**Task:** The records below are to be quoted in full; please keep every word exact.

======== Provided material ========

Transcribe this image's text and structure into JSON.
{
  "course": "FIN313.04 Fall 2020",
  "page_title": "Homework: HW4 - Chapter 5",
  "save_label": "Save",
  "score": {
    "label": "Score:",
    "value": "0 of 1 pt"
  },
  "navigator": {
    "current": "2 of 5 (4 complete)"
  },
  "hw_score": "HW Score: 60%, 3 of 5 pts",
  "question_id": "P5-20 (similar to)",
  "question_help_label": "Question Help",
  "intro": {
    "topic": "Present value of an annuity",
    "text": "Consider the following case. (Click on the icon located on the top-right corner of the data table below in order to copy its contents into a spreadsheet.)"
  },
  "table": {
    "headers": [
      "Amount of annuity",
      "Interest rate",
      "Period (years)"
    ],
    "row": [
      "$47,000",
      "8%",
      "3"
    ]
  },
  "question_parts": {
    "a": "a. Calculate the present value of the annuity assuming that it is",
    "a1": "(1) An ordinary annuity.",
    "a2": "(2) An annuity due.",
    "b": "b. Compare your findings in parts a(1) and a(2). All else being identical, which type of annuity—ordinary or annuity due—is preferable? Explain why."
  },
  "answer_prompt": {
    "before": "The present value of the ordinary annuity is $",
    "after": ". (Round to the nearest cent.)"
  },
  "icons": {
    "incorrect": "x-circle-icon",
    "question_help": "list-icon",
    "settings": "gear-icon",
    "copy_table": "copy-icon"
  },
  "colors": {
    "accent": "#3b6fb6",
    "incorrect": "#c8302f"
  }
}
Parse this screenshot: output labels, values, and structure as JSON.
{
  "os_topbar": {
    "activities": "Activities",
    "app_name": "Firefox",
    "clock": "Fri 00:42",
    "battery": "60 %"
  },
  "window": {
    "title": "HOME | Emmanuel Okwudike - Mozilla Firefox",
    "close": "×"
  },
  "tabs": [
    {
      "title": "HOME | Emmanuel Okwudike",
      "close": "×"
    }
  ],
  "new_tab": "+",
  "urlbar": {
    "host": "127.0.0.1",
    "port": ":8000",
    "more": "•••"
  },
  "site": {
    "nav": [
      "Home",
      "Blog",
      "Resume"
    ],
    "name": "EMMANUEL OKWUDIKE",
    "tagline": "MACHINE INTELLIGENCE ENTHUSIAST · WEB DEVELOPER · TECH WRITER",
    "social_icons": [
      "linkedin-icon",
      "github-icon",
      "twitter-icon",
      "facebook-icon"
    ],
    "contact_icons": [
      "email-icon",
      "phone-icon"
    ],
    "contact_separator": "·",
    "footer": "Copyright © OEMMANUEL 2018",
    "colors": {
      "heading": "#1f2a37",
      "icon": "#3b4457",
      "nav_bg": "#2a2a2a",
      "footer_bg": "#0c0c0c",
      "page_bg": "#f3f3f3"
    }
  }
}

========

**Reply:**
Transcribe this image's text and structure into JSON.
{
  "course": "FIN313.04 Fall 2020",
  "page_title": "Homework: HW4 - Chapter 5",
  "save_label": "Save",
  "score": {
    "label": "Score:",
    "value": "0 of 1 pt"
  },
  "navigator": {
    "current": "2 of 5 (4 complete)"
  },
  "hw_score": "HW Score: 60%, 3 of 5 pts",
  "question_id": "P5-20 (similar to)",
  "question_help_label": "Question Help",
  "intro": {
    "topic": "Present value of an annuity",
    "text": "Consider the following case. (Click on the icon located on the top-right corner of the data table below in order to copy its contents into a spreadsheet.)"
  },
  "table": {
    "headers": [
      "Amount of annuity",
      "Interest rate",
      "Period (years)"
    ],
    "row": [
      "$47,000",
      "8%",
      "3"
    ]
  },
  "question_parts": {
    "a": "a. Calculate the present value of the annuity assuming that it is",
    "a1": "(1) An ordinary annuity.",
    "a2": "(2) An annuity due.",
    "b": "b. Compare your findings in parts a(1) and a(2). All else being identical, which type of annuity—ordinary or annuity due—is preferable? Explain why."
  },
  "answer_prompt": {
    "before": "The present value of the ordinary annuity is $",
    "after": ". (Round to the nearest cent.)"
  },
  "icons": {
    "incorrect": "x-circle-icon",
    "question_help": "list-icon",
    "settings": "gear-icon",
    "copy_table": "copy-icon"
  },
  "colors": {
    "accent": "#3b6fb6",
    "incorrect": "#c8302f"
  }
}
Parse this screenshot: output labels, values, and structure as JSON.
{
  "os_topbar": {
    "activities": "Activities",
    "app_name": "Firefox",
    "clock": "Fri 00:42",
    "battery": "60 %"
  },
  "window": {
    "title": "HOME | Emmanuel Okwudike - Mozilla Firefox",
    "close": "×"
  },
  "tabs": [
    {
      "title": "HOME | Emmanuel Okwudike",
      "close": "×"
    }
  ],
  "new_tab": "+",
  "urlbar": {
    "host": "127.0.0.1",
    "port": ":8000",
    "more": "•••"
  },
  "site": {
    "nav": [
      "Home",
      "Blog",
      "Resume"
    ],
    "name": "EMMANUEL OKWUDIKE",
    "tagline": "MACHINE INTELLIGENCE ENTHUSIAST · WEB DEVELOPER · TECH WRITER",
    "social_icons": [
      "linkedin-icon",
      "github-icon",
      "twitter-icon",
      "facebook-icon"
    ],
    "contact_icons": [
      "email-icon",
      "phone-icon"
    ],
    "contact_separator": "·",
    "footer": "Copyright © OEMMANUEL 2018",
    "colors": {
      "heading": "#1f2a37",
      "icon": "#3b4457",
      "nav_bg": "#2a2a2a",
      "footer_bg": "#0c0c0c",
      "page_bg": "#f3f3f3"
    }
  }
}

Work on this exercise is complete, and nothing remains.